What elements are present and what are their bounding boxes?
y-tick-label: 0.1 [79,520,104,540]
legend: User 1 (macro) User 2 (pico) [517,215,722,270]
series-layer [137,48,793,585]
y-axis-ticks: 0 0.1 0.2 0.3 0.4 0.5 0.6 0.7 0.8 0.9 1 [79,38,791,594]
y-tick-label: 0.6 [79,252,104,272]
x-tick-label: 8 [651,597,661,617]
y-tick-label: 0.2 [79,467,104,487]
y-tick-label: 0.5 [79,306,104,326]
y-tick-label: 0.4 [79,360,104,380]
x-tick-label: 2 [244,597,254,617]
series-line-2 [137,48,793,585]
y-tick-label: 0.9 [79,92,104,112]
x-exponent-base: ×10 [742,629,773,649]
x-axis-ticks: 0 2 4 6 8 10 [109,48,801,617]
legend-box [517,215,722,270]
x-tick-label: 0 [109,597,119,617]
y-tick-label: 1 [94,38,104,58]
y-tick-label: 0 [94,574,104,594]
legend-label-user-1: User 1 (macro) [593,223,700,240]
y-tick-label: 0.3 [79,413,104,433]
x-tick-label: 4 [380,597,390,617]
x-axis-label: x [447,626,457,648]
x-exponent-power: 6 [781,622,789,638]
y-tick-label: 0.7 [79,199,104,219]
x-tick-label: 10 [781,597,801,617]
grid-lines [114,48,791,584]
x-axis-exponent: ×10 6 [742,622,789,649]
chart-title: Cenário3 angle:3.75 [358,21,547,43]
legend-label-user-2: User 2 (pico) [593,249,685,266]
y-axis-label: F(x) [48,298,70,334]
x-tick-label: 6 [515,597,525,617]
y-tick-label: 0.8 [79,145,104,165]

:::

• GIVEN REQUEST
Reproduce all of the records above, line for line, with no alterations.

• REPLY TO THE TASK
What elements are present and what are their bounding boxes?
y-tick-label: 0.1 [79,520,104,540]
legend: User 1 (macro) User 2 (pico) [517,215,722,270]
series-layer [137,48,793,585]
y-axis-ticks: 0 0.1 0.2 0.3 0.4 0.5 0.6 0.7 0.8 0.9 1 [79,38,791,594]
y-tick-label: 0.6 [79,252,104,272]
x-tick-label: 8 [651,597,661,617]
y-tick-label: 0.2 [79,467,104,487]
y-tick-label: 0.5 [79,306,104,326]
y-tick-label: 0.4 [79,360,104,380]
x-tick-label: 2 [244,597,254,617]
series-line-2 [137,48,793,585]
y-tick-label: 0.9 [79,92,104,112]
x-exponent-base: ×10 [742,629,773,649]
x-axis-ticks: 0 2 4 6 8 10 [109,48,801,617]
legend-box [517,215,722,270]
x-tick-label: 0 [109,597,119,617]
y-tick-label: 1 [94,38,104,58]
y-tick-label: 0 [94,574,104,594]
legend-label-user-1: User 1 (macro) [593,223,700,240]
y-tick-label: 0.3 [79,413,104,433]
x-tick-label: 4 [380,597,390,617]
x-axis-label: x [447,626,457,648]
x-exponent-power: 6 [781,622,789,638]
y-tick-label: 0.7 [79,199,104,219]
x-tick-label: 10 [781,597,801,617]
grid-lines [114,48,791,584]
x-axis-exponent: ×10 6 [742,622,789,649]
chart-title: Cenário3 angle:3.75 [358,21,547,43]
legend-label-user-2: User 2 (pico) [593,249,685,266]
y-axis-label: F(x) [48,298,70,334]
x-tick-label: 6 [515,597,525,617]
y-tick-label: 0.8 [79,145,104,165]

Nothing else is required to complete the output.